[Requirement]
Each line of the listing must be transcribed exactly, except for the images, which should be excluded.

--- Entries supplied ---

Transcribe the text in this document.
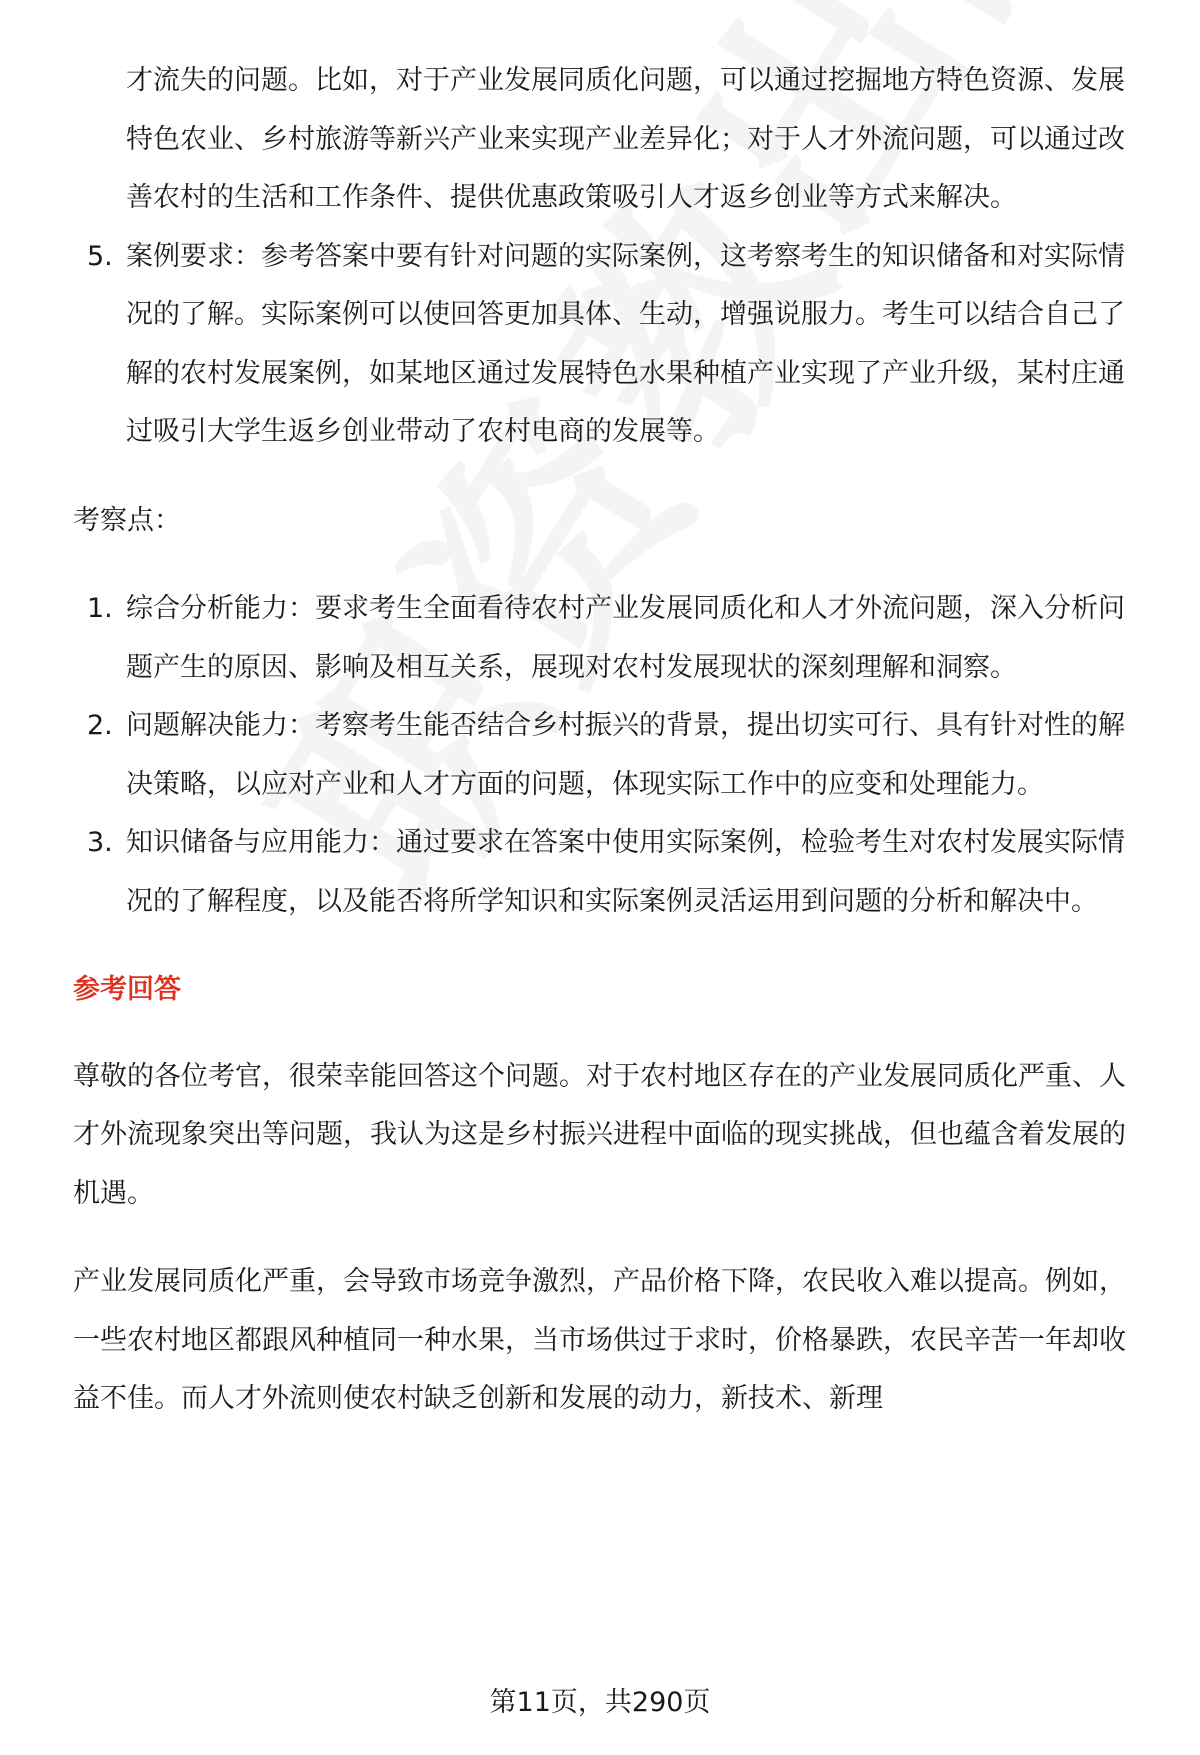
才流失的问题。比如，对于产业发展同质化问题，可以通过挖掘地方特色资源、发展特色农业、乡村旅游等新兴产业来实现产业差异化；对于人才外流问题，可以通过改善农村的生活和工作条件、提供优惠政策吸引人才返乡创业等方式来解决。
5. 案例要求：参考答案中要有针对问题的实际案例，这考察考生的知识储备和对实际情况的了解。实际案例可以使回答更加具体、生动，增强说服力。考生可以结合自己了解的农村发展案例，如某地区通过发展特色水果种植产业实现了产业升级，某村庄通过吸引大学生返乡创业带动了农村电商的发展等。

考察点：

1. 综合分析能力：要求考生全面看待农村产业发展同质化和人才外流问题，深入分析问题产生的原因、影响及相互关系，展现对农村发展现状的深刻理解和洞察。
2. 问题解决能力：考察考生能否结合乡村振兴的背景，提出切实可行、具有针对性的解决策略，以应对产业和人才方面的问题，体现实际工作中的应变和处理能力。
3. 知识储备与应用能力：通过要求在答案中使用实际案例，检验考生对农村发展实际情况的了解程度，以及能否将所学知识和实际案例灵活运用到问题的分析和解决中。

参考回答

尊敬的各位考官，很荣幸能回答这个问题。对于农村地区存在的产业发展同质化严重、人才外流现象突出等问题，我认为这是乡村振兴进程中面临的现实挑战，但也蕴含着发展的机遇。

产业发展同质化严重，会导致市场竞争激烈，产品价格下降，农民收入难以提高。例如，一些农村地区都跟风种植同一种水果，当市场供过于求时，价格暴跌，农民辛苦一年却收益不佳。而人才外流则使农村缺乏创新和发展的动力，新技术、新理

第11页，共290页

---

[Written answer]
Transcribe the text in this document.
才流失的问题。比如，对于产业发展同质化问题，可以通过挖掘地方特色资源、发展特色农业、乡村旅游等新兴产业来实现产业差异化；对于人才外流问题，可以通过改善农村的生活和工作条件、提供优惠政策吸引人才返乡创业等方式来解决。
5. 案例要求：参考答案中要有针对问题的实际案例，这考察考生的知识储备和对实际情况的了解。实际案例可以使回答更加具体、生动，增强说服力。考生可以结合自己了解的农村发展案例，如某地区通过发展特色水果种植产业实现了产业升级，某村庄通过吸引大学生返乡创业带动了农村电商的发展等。

考察点：

1. 综合分析能力：要求考生全面看待农村产业发展同质化和人才外流问题，深入分析问题产生的原因、影响及相互关系，展现对农村发展现状的深刻理解和洞察。
2. 问题解决能力：考察考生能否结合乡村振兴的背景，提出切实可行、具有针对性的解决策略，以应对产业和人才方面的问题，体现实际工作中的应变和处理能力。
3. 知识储备与应用能力：通过要求在答案中使用实际案例，检验考生对农村发展实际情况的了解程度，以及能否将所学知识和实际案例灵活运用到问题的分析和解决中。

参考回答

尊敬的各位考官，很荣幸能回答这个问题。对于农村地区存在的产业发展同质化严重、人才外流现象突出等问题，我认为这是乡村振兴进程中面临的现实挑战，但也蕴含着发展的机遇。

产业发展同质化严重，会导致市场竞争激烈，产品价格下降，农民收入难以提高。例如，一些农村地区都跟风种植同一种水果，当市场供过于求时，价格暴跌，农民辛苦一年却收益不佳。而人才外流则使农村缺乏创新和发展的动力，新技术、新理

第11页，共290页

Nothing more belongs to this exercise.